Output the data below in full, character for character.

(Collection entries)
** begin **

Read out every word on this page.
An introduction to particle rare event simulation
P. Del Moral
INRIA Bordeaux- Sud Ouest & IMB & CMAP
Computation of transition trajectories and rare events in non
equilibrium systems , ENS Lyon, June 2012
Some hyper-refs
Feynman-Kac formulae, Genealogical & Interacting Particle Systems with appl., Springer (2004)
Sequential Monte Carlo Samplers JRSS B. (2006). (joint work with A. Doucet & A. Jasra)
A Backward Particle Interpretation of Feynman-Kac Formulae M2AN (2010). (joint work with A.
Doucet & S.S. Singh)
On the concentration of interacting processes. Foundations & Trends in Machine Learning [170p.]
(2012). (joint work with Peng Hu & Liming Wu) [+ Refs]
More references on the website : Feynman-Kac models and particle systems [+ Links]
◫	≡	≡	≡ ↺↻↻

** end **

▶ **ANSWER**
Read out every word on this page.
An introduction to particle rare event simulation
P. Del Moral
INRIA Bordeaux- Sud Ouest & IMB & CMAP
Computation of transition trajectories and rare events in non
equilibrium systems , ENS Lyon, June 2012
Some hyper-refs
Feynman-Kac formulae, Genealogical & Interacting Particle Systems with appl., Springer (2004)
Sequential Monte Carlo Samplers JRSS B. (2006). (joint work with A. Doucet & A. Jasra)
A Backward Particle Interpretation of Feynman-Kac Formulae M2AN (2010). (joint work with A.
Doucet & S.S. Singh)
On the concentration of interacting processes. Foundations & Trends in Machine Learning [170p.]
(2012). (joint work with Peng Hu & Liming Wu) [+ Refs]
More references on the website : Feynman-Kac models and particle systems [+ Links]
◫	≡	≡	≡ ↺↻↻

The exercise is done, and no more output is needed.